**Dataset entries:**
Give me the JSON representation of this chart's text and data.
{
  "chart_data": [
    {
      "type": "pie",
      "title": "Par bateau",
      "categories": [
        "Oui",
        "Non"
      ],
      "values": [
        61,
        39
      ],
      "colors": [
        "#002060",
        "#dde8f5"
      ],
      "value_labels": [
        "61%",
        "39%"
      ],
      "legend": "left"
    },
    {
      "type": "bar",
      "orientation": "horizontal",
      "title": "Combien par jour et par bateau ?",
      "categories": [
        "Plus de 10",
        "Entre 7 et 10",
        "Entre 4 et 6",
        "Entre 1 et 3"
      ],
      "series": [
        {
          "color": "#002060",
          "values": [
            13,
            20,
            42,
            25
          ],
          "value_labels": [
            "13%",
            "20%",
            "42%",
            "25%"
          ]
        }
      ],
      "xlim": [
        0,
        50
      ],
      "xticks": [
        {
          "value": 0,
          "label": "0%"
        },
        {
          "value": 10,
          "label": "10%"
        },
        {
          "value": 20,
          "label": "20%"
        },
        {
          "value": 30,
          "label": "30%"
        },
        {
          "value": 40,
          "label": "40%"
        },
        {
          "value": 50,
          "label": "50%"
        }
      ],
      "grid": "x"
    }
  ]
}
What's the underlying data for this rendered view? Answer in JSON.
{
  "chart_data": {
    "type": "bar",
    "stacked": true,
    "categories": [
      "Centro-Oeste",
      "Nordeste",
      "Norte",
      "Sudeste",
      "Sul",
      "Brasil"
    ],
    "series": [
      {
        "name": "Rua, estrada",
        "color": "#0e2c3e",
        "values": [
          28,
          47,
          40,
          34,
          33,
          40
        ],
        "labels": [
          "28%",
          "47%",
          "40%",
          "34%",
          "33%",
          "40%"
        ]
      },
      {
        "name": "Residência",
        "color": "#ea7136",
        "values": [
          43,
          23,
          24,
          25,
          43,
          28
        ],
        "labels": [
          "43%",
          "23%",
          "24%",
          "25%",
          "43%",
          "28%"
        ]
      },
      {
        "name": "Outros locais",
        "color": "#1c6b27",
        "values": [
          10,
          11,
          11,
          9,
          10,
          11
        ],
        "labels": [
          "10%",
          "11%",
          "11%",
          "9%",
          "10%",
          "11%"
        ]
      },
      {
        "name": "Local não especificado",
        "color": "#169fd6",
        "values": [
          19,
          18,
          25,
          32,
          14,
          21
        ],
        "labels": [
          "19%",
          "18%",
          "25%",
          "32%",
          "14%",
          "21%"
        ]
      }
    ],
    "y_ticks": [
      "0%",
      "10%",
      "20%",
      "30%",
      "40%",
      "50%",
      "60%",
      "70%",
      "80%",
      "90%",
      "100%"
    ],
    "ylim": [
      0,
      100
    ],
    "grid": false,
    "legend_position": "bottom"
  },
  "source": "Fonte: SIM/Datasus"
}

**Directions:**
Copy out each line of the material that holds the word "bateau".

**The response:**
      "title": "Par bateau",
      "title": "Combien par jour et par bateau ?",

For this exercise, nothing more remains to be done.